▶ WORK REQUIRED: Below is some material; transcribe all of it exactly.

▶ DATA EXCERPTS:
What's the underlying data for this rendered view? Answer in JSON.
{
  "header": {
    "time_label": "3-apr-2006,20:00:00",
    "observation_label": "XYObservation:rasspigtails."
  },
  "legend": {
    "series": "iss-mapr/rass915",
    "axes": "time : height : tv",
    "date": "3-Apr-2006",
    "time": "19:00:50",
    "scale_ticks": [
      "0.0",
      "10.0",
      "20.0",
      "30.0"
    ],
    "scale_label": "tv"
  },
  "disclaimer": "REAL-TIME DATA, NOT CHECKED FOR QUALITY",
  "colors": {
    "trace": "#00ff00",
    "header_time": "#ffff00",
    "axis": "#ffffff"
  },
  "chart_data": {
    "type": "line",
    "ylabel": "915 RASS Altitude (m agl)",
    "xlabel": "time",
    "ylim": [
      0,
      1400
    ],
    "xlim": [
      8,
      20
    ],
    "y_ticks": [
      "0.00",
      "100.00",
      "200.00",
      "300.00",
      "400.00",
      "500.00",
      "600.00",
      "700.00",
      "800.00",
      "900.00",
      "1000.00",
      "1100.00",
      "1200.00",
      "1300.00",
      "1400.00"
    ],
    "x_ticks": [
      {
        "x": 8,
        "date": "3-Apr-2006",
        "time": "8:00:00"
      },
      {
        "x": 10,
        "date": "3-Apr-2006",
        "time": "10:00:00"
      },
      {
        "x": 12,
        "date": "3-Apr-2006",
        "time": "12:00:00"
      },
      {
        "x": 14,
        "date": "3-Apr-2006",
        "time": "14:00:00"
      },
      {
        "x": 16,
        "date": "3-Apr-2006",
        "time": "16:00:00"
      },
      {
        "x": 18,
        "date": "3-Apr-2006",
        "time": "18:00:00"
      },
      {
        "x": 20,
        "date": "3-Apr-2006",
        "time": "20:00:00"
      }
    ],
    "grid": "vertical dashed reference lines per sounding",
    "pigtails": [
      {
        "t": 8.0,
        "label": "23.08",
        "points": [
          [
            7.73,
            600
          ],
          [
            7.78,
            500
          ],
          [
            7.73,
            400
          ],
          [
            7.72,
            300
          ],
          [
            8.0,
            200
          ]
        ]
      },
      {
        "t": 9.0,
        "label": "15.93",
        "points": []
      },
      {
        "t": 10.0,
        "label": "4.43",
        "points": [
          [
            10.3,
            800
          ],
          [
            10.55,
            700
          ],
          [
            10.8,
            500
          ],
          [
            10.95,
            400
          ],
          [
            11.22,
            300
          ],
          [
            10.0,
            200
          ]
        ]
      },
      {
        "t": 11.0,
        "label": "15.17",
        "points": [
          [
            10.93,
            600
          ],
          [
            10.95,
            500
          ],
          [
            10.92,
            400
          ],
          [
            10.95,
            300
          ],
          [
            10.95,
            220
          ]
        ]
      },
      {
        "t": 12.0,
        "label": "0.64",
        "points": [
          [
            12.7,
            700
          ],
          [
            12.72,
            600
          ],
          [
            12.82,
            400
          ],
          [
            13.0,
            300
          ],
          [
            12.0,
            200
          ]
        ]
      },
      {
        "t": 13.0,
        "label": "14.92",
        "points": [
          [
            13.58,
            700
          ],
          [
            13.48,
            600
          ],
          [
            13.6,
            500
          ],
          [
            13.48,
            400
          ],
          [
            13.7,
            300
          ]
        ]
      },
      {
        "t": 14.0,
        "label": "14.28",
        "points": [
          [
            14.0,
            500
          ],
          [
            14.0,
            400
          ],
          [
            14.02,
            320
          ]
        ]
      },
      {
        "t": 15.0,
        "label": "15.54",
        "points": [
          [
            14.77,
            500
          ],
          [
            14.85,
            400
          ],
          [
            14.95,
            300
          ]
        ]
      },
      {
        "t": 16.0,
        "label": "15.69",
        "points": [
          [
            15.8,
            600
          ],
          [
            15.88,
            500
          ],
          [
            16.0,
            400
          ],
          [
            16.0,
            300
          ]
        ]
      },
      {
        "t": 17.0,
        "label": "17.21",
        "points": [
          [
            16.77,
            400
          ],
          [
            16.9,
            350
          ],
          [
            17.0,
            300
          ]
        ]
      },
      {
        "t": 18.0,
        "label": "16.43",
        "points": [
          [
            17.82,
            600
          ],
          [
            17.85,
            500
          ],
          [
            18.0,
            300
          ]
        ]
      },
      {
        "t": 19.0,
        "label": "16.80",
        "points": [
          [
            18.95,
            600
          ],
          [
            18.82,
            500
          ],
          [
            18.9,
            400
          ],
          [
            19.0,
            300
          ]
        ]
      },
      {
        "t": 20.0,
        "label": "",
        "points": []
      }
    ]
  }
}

▶ EXERCISE OUTPUT:
What's the underlying data for this rendered view? Answer in JSON.
{
  "header": {
    "time_label": "3-apr-2006,20:00:00",
    "observation_label": "XYObservation:rasspigtails."
  },
  "legend": {
    "series": "iss-mapr/rass915",
    "axes": "time : height : tv",
    "date": "3-Apr-2006",
    "time": "19:00:50",
    "scale_ticks": [
      "0.0",
      "10.0",
      "20.0",
      "30.0"
    ],
    "scale_label": "tv"
  },
  "disclaimer": "REAL-TIME DATA, NOT CHECKED FOR QUALITY",
  "colors": {
    "trace": "#00ff00",
    "header_time": "#ffff00",
    "axis": "#ffffff"
  },
  "chart_data": {
    "type": "line",
    "ylabel": "915 RASS Altitude (m agl)",
    "xlabel": "time",
    "ylim": [
      0,
      1400
    ],
    "xlim": [
      8,
      20
    ],
    "y_ticks": [
      "0.00",
      "100.00",
      "200.00",
      "300.00",
      "400.00",
      "500.00",
      "600.00",
      "700.00",
      "800.00",
      "900.00",
      "1000.00",
      "1100.00",
      "1200.00",
      "1300.00",
      "1400.00"
    ],
    "x_ticks": [
      {
        "x": 8,
        "date": "3-Apr-2006",
        "time": "8:00:00"
      },
      {
        "x": 10,
        "date": "3-Apr-2006",
        "time": "10:00:00"
      },
      {
        "x": 12,
        "date": "3-Apr-2006",
        "time": "12:00:00"
      },
      {
        "x": 14,
        "date": "3-Apr-2006",
        "time": "14:00:00"
      },
      {
        "x": 16,
        "date": "3-Apr-2006",
        "time": "16:00:00"
      },
      {
        "x": 18,
        "date": "3-Apr-2006",
        "time": "18:00:00"
      },
      {
        "x": 20,
        "date": "3-Apr-2006",
        "time": "20:00:00"
      }
    ],
    "grid": "vertical dashed reference lines per sounding",
    "pigtails": [
      {
        "t": 8.0,
        "label": "23.08",
        "points": [
          [
            7.73,
            600
          ],
          [
            7.78,
            500
          ],
          [
            7.73,
            400
          ],
          [
            7.72,
            300
          ],
          [
            8.0,
            200
          ]
        ]
      },
      {
        "t": 9.0,
        "label": "15.93",
        "points": []
      },
      {
        "t": 10.0,
        "label": "4.43",
        "points": [
          [
            10.3,
            800
          ],
          [
            10.55,
            700
          ],
          [
            10.8,
            500
          ],
          [
            10.95,
            400
          ],
          [
            11.22,
            300
          ],
          [
            10.0,
            200
          ]
        ]
      },
      {
        "t": 11.0,
        "label": "15.17",
        "points": [
          [
            10.93,
            600
          ],
          [
            10.95,
            500
          ],
          [
            10.92,
            400
          ],
          [
            10.95,
            300
          ],
          [
            10.95,
            220
          ]
        ]
      },
      {
        "t": 12.0,
        "label": "0.64",
        "points": [
          [
            12.7,
            700
          ],
          [
            12.72,
            600
          ],
          [
            12.82,
            400
          ],
          [
            13.0,
            300
          ],
          [
            12.0,
            200
          ]
        ]
      },
      {
        "t": 13.0,
        "label": "14.92",
        "points": [
          [
            13.58,
            700
          ],
          [
            13.48,
            600
          ],
          [
            13.6,
            500
          ],
          [
            13.48,
            400
          ],
          [
            13.7,
            300
          ]
        ]
      },
      {
        "t": 14.0,
        "label": "14.28",
        "points": [
          [
            14.0,
            500
          ],
          [
            14.0,
            400
          ],
          [
            14.02,
            320
          ]
        ]
      },
      {
        "t": 15.0,
        "label": "15.54",
        "points": [
          [
            14.77,
            500
          ],
          [
            14.85,
            400
          ],
          [
            14.95,
            300
          ]
        ]
      },
      {
        "t": 16.0,
        "label": "15.69",
        "points": [
          [
            15.8,
            600
          ],
          [
            15.88,
            500
          ],
          [
            16.0,
            400
          ],
          [
            16.0,
            300
          ]
        ]
      },
      {
        "t": 17.0,
        "label": "17.21",
        "points": [
          [
            16.77,
            400
          ],
          [
            16.9,
            350
          ],
          [
            17.0,
            300
          ]
        ]
      },
      {
        "t": 18.0,
        "label": "16.43",
        "points": [
          [
            17.82,
            600
          ],
          [
            17.85,
            500
          ],
          [
            18.0,
            300
          ]
        ]
      },
      {
        "t": 19.0,
        "label": "16.80",
        "points": [
          [
            18.95,
            600
          ],
          [
            18.82,
            500
          ],
          [
            18.9,
            400
          ],
          [
            19.0,
            300
          ]
        ]
      },
      {
        "t": 20.0,
        "label": "",
        "points": []
      }
    ]
  }
}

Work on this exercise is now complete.